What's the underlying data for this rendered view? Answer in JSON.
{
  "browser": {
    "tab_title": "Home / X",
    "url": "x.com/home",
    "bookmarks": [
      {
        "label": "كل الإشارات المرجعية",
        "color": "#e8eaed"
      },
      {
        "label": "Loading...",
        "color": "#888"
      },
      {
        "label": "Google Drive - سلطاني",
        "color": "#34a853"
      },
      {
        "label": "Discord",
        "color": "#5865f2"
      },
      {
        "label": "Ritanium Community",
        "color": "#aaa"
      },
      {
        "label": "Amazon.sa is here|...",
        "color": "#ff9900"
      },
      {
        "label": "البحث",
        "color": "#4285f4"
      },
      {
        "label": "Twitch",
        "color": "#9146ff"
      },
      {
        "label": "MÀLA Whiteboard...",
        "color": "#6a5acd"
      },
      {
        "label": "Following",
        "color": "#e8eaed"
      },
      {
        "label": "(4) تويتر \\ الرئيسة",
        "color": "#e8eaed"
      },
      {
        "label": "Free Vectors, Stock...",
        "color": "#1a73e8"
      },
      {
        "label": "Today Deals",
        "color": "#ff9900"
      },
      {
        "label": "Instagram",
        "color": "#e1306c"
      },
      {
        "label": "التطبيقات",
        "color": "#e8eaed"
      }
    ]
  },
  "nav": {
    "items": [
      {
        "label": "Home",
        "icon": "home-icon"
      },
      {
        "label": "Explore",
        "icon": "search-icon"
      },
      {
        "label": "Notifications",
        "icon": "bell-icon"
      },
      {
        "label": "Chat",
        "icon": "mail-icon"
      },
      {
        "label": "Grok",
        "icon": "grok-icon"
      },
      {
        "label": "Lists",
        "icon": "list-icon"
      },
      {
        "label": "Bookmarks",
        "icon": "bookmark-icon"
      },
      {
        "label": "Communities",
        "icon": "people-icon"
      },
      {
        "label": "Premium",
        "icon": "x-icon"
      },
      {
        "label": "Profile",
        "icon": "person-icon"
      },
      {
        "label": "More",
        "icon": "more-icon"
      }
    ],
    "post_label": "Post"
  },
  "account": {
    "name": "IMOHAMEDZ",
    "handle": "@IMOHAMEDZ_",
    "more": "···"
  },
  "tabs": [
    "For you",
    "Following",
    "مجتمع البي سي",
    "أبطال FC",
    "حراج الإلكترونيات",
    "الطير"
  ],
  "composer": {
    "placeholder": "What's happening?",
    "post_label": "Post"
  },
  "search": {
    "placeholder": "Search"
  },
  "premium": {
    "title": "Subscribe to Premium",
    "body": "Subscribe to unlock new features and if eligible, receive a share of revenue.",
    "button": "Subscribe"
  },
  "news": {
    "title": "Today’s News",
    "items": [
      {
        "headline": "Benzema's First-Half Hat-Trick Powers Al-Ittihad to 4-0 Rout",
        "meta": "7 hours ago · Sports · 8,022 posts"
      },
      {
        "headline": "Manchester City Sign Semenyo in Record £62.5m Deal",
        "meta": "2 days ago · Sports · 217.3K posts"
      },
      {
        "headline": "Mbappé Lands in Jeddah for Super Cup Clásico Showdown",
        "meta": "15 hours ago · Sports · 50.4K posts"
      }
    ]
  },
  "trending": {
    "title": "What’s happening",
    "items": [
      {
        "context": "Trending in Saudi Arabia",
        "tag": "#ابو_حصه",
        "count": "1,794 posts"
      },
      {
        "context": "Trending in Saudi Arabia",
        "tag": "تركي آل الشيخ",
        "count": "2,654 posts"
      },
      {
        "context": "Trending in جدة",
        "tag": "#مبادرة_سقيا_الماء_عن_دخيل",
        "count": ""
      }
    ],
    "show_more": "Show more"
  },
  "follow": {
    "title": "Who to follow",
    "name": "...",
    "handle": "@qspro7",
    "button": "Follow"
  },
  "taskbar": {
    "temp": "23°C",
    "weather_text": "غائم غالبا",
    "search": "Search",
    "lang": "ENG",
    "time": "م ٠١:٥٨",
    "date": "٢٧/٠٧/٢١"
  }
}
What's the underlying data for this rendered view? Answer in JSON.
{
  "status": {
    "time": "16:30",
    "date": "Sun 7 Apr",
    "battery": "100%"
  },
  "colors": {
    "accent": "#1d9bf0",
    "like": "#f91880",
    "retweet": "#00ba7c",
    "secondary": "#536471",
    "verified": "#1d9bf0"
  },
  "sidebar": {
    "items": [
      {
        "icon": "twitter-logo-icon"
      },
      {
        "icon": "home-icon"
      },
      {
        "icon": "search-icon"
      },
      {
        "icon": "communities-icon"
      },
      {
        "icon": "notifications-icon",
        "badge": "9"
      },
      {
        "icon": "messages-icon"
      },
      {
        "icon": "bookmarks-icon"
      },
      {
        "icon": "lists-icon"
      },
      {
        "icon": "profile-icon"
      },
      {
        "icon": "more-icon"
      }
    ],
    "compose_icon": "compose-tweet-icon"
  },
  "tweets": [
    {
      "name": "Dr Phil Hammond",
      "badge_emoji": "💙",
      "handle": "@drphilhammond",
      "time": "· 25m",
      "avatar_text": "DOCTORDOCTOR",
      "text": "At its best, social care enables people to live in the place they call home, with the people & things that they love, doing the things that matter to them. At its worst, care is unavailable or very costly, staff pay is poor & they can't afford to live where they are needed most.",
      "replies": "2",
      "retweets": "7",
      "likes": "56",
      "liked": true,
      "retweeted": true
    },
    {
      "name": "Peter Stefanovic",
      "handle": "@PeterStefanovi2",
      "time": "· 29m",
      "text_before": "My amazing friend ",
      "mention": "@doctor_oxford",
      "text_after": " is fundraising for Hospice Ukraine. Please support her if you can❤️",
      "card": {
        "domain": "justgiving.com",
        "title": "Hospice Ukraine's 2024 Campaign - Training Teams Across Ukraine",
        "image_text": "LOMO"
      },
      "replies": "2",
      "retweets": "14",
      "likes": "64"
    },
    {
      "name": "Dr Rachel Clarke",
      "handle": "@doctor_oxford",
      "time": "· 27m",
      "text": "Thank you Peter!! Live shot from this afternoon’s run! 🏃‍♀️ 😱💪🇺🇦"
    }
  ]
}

━━━━━━━━━━

_Stated goal:_
Out of the material above, gather each line where "Subscribe" appears.

_Exercise answer:_
    "title": "Subscribe to Premium",
    "body": "Subscribe to unlock new features and if eligible, receive a share of revenue.",
    "button": "Subscribe"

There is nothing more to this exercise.